[Data excerpts]
● ● ● ● ●

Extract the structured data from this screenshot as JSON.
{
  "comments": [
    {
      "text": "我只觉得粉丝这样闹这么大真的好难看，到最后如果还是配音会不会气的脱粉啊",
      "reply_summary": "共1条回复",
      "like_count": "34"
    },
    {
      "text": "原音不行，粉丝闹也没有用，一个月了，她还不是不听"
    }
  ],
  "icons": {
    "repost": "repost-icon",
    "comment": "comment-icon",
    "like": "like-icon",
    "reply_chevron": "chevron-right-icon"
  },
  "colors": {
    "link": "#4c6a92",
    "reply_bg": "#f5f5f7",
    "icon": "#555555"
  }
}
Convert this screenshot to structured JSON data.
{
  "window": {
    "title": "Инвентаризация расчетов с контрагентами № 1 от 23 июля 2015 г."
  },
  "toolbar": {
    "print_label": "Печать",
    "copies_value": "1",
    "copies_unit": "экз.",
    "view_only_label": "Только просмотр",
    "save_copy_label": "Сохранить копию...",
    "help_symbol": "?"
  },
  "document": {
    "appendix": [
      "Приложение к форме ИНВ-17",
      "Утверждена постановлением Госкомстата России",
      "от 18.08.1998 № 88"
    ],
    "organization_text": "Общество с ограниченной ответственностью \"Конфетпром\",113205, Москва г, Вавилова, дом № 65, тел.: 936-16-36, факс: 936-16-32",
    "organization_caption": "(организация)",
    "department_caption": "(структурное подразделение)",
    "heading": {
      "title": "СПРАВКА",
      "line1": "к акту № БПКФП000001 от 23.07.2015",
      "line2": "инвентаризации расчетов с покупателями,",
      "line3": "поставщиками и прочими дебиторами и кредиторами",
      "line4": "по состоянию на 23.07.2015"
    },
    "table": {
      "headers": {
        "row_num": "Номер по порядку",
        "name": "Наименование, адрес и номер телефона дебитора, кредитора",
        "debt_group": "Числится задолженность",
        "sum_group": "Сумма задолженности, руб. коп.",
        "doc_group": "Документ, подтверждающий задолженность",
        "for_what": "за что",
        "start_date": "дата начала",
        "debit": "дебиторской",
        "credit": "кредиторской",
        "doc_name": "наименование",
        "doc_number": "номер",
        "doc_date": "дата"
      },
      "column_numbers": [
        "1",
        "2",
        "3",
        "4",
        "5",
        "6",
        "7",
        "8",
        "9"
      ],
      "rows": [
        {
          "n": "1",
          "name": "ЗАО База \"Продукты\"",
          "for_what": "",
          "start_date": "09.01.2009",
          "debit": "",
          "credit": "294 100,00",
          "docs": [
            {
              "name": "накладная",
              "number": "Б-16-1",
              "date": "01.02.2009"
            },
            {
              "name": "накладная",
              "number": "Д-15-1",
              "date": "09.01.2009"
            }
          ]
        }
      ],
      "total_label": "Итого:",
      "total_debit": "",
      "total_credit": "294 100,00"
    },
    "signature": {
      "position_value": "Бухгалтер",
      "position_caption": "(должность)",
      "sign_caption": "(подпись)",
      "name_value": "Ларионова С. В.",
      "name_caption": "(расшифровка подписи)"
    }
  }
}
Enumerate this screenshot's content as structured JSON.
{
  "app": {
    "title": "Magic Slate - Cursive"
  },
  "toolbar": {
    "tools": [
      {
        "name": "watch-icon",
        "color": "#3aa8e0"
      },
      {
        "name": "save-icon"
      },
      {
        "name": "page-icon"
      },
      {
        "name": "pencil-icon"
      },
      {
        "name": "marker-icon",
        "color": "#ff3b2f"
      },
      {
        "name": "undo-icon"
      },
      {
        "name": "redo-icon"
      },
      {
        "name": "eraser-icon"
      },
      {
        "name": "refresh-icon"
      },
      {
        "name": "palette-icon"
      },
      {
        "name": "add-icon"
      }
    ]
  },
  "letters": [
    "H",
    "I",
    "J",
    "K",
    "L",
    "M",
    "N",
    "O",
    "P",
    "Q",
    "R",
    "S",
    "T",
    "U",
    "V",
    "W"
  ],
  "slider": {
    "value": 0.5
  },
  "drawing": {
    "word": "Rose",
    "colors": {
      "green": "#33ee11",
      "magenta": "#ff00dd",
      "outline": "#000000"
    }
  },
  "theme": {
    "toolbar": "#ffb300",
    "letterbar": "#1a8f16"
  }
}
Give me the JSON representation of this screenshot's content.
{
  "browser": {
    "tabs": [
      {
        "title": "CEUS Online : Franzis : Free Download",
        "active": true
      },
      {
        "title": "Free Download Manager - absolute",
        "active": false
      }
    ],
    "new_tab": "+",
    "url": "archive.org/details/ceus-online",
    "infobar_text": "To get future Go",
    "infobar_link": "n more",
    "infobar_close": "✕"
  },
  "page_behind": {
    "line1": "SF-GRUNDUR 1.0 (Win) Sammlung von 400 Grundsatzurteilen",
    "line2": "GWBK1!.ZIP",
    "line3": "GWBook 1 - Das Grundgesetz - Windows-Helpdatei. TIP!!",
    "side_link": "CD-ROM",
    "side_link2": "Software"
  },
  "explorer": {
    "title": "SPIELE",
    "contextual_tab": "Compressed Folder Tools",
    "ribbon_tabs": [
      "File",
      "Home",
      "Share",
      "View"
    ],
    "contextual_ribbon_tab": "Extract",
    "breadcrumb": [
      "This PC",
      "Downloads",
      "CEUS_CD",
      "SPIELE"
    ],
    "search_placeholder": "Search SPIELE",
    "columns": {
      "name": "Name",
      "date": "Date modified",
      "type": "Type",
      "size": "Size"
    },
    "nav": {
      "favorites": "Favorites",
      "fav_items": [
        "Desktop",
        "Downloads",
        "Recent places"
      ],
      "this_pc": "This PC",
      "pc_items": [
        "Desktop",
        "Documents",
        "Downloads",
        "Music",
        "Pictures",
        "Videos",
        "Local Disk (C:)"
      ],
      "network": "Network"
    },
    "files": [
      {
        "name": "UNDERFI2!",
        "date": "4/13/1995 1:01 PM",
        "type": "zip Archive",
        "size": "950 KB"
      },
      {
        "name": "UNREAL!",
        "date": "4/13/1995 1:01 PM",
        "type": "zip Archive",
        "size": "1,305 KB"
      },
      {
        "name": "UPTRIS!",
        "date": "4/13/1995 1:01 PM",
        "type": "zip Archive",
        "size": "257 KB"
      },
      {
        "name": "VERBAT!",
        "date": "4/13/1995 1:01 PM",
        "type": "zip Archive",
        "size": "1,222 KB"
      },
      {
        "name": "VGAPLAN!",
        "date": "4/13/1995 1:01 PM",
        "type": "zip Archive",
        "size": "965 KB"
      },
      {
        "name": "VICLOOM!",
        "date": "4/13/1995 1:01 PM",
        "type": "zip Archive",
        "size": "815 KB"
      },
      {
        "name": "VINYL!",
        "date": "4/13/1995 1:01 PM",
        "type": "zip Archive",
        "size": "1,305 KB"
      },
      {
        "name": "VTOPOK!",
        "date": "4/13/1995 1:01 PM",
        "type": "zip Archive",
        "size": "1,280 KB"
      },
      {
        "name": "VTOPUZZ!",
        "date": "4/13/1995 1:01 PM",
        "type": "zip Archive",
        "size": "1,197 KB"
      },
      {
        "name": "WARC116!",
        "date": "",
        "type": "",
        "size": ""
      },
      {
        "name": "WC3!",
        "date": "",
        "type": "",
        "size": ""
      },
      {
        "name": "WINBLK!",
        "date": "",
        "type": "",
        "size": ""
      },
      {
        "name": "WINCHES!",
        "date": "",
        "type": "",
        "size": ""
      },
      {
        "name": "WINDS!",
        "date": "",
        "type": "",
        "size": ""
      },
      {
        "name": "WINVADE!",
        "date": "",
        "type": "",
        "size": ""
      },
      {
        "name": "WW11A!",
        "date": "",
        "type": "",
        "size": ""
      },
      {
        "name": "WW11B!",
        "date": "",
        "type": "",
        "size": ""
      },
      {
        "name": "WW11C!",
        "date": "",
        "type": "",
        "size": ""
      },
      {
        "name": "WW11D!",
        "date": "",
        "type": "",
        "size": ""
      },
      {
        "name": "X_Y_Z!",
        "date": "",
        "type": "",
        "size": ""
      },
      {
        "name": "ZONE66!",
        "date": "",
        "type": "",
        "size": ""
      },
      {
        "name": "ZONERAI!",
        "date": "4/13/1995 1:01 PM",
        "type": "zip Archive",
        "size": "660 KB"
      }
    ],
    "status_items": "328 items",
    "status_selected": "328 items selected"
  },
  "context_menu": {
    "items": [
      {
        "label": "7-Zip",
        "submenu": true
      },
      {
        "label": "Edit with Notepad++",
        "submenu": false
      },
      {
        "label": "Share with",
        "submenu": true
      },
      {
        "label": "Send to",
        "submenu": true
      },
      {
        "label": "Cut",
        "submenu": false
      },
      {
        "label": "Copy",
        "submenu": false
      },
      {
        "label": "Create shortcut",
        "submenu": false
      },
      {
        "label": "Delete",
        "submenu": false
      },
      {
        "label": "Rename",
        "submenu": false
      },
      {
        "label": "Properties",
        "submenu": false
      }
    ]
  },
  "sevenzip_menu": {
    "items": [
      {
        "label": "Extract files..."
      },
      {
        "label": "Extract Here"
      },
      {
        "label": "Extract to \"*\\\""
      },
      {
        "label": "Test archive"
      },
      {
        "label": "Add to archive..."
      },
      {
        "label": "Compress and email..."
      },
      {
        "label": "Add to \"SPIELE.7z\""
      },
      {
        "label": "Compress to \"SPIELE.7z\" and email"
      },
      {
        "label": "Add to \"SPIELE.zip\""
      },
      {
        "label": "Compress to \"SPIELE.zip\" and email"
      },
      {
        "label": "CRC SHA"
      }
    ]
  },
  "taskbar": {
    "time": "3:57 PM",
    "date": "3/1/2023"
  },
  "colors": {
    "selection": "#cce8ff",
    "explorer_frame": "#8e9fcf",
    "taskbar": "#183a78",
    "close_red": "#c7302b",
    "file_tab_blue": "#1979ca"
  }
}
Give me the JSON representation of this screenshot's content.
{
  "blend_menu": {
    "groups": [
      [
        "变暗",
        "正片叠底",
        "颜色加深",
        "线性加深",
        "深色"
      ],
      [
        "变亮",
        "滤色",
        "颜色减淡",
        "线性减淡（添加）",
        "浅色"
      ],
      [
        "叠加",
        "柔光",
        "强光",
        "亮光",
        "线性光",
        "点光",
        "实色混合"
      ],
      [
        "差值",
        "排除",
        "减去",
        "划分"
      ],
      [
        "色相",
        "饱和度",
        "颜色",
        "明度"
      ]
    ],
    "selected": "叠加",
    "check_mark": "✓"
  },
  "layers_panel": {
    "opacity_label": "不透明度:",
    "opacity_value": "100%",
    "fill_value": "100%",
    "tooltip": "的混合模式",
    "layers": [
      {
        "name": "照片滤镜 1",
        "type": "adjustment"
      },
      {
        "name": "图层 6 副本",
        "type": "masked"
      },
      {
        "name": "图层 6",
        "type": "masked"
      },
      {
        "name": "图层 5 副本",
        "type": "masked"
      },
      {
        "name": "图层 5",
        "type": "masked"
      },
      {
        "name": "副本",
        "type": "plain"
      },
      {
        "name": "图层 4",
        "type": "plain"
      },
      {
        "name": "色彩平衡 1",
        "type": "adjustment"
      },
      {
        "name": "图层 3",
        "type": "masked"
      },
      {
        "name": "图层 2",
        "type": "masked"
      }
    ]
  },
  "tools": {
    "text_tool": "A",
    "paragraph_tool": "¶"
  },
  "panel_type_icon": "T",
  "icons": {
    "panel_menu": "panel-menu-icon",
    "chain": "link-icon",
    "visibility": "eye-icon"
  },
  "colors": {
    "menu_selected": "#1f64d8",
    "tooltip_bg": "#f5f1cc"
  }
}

● ● ● ● ●

Among the entries above, identify all lines with "расчетов" and copy them.

■ Result of this exercise:
    "title": "Инвентаризация расчетов с контрагентами № 1 от 23 июля 2015 г."
      "line2": "инвентаризации расчетов с покупателями,",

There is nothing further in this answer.